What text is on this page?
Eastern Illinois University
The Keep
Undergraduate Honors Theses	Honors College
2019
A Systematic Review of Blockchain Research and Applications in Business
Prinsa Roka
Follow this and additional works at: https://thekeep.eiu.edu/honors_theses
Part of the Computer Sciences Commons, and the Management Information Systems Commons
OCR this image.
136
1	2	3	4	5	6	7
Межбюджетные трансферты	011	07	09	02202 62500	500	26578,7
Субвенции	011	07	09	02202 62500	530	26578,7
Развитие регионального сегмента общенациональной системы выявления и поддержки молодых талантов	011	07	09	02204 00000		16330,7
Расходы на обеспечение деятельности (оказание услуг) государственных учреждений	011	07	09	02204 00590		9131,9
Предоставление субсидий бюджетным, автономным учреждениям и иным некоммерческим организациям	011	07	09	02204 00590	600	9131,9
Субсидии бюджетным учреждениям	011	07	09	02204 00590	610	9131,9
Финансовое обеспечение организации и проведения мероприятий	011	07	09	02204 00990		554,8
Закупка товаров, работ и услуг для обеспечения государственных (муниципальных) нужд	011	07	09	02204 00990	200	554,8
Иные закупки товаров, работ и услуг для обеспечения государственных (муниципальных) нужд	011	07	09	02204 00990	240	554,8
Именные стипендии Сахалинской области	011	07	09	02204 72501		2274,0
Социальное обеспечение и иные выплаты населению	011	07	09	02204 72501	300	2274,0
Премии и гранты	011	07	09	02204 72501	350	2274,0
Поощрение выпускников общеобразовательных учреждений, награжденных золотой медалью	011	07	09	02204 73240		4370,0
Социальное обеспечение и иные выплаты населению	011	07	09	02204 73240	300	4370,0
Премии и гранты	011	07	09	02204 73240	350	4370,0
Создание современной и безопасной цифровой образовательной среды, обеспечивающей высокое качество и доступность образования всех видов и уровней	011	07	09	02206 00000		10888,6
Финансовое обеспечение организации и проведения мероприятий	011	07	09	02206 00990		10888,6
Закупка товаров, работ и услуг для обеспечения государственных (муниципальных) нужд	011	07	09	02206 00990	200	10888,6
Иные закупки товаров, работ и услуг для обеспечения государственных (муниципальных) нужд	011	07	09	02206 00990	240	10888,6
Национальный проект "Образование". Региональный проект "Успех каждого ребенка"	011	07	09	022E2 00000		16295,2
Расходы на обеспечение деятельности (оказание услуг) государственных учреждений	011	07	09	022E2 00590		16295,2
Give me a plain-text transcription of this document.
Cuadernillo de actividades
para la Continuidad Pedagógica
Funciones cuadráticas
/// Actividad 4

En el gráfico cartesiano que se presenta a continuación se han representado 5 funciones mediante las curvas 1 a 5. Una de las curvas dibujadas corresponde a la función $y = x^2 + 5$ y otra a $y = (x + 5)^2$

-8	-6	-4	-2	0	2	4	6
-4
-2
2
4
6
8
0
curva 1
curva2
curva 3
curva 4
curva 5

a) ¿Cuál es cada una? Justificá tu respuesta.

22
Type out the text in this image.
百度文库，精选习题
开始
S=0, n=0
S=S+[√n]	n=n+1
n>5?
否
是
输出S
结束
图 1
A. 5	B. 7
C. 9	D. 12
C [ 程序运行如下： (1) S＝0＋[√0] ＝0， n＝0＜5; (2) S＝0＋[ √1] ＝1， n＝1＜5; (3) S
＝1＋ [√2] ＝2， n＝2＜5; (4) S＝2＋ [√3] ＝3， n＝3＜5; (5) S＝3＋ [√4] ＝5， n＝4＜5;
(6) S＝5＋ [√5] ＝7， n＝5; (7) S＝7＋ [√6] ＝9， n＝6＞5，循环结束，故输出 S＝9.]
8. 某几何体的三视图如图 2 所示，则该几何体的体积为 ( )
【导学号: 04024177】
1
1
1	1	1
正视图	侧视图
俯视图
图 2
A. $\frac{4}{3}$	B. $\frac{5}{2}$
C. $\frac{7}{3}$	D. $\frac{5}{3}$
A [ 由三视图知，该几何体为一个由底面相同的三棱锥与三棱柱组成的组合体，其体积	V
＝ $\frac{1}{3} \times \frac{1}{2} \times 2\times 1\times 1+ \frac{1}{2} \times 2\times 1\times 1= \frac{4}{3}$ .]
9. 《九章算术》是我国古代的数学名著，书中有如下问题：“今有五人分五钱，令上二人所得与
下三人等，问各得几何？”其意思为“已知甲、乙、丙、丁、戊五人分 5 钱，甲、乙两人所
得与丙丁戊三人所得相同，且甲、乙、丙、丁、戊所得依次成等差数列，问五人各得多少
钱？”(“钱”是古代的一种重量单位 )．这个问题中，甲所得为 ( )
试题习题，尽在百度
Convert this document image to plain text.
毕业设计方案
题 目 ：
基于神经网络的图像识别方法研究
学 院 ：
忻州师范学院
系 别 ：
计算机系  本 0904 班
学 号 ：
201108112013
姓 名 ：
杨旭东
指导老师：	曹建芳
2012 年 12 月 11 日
^^^^
Stated exercise: Check every line of the data, and copy the ones that contain "frac".

Answer below:
A. $\frac{4}{3}$	B. $\frac{5}{2}$
C. $\frac{7}{3}$	D. $\frac{5}{3}$
＝ $\frac{1}{3} \times \frac{1}{2} \times 2\times 1\times 1+ \frac{1}{2} \times 2\times 1\times 1= \frac{4}{3}$ .]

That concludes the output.